Exercise material:

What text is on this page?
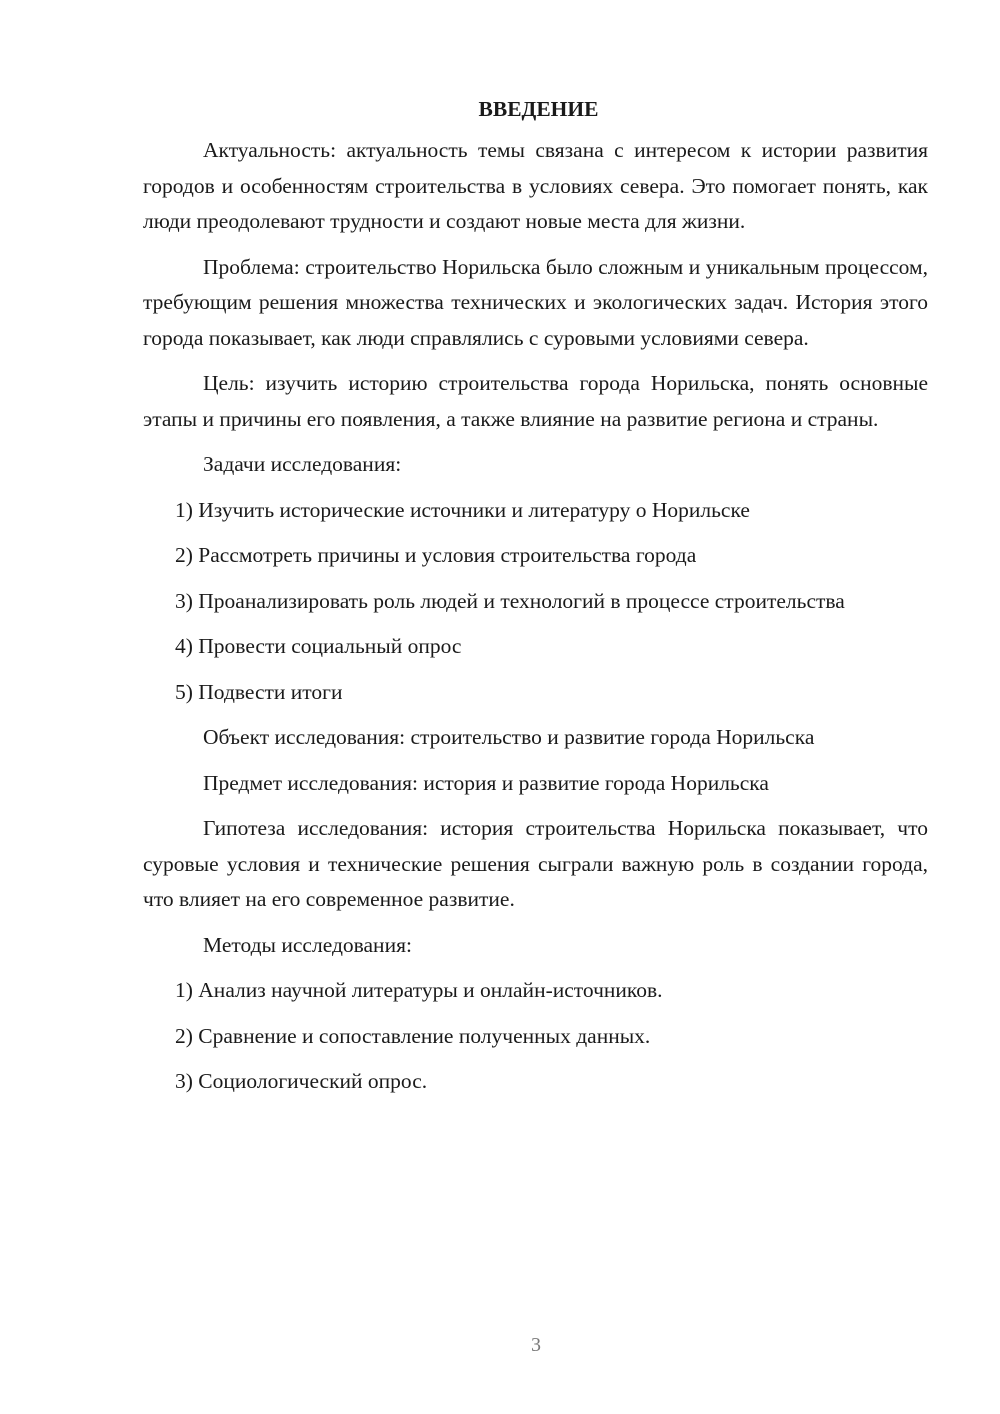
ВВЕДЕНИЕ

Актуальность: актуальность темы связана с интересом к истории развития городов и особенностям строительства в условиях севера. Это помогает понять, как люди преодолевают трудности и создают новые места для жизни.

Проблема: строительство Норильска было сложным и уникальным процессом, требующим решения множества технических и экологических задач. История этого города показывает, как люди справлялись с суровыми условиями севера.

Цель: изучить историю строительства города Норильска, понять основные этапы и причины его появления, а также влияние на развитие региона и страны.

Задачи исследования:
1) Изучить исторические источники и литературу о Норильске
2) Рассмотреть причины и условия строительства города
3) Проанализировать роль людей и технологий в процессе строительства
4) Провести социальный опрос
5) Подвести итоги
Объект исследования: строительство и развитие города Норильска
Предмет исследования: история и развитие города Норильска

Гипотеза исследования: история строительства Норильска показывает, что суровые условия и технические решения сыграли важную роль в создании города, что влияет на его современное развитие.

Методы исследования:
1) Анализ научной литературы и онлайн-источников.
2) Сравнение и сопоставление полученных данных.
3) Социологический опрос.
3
* * *
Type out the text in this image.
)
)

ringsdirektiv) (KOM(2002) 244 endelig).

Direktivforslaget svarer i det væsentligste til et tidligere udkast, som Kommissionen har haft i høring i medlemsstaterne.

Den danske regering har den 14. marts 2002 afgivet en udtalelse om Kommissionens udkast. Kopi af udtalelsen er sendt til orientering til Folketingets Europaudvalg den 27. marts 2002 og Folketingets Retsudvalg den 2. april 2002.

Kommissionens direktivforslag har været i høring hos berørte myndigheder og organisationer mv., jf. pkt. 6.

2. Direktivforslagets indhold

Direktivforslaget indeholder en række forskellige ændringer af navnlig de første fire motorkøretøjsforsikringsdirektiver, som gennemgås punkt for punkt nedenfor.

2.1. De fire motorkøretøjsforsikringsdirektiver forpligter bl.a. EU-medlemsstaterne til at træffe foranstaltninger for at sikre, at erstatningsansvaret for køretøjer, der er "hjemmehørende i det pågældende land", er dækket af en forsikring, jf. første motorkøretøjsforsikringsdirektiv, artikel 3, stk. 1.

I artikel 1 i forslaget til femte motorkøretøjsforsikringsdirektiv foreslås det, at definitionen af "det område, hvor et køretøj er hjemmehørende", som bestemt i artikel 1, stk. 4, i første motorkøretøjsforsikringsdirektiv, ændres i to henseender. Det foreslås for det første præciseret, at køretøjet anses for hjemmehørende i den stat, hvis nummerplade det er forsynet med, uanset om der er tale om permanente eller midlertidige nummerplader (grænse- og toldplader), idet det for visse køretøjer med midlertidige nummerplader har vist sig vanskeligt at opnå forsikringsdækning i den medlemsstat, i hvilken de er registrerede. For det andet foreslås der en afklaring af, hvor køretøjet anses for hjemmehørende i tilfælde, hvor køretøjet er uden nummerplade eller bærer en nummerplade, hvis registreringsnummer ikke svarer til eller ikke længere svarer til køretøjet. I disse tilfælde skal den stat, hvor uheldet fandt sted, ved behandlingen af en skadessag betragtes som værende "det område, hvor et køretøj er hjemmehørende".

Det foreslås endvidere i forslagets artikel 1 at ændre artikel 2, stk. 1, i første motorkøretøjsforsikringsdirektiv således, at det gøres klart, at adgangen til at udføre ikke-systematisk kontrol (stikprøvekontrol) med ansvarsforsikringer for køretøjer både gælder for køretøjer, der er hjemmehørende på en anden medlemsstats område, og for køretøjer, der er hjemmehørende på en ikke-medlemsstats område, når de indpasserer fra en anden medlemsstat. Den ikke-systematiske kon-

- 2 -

Task statement:
Pull every line containing "решения" out of the records.

Written answer:
Проблема: строительство Норильска было сложным и уникальным процессом, требующим решения множества технических и экологических задач. История этого города показывает, как люди справлялись с суровыми условиями севера.
Гипотеза исследования: история строительства Норильска показывает, что суровые условия и технические решения сыграли важную роль в создании города, что влияет на его современное развитие.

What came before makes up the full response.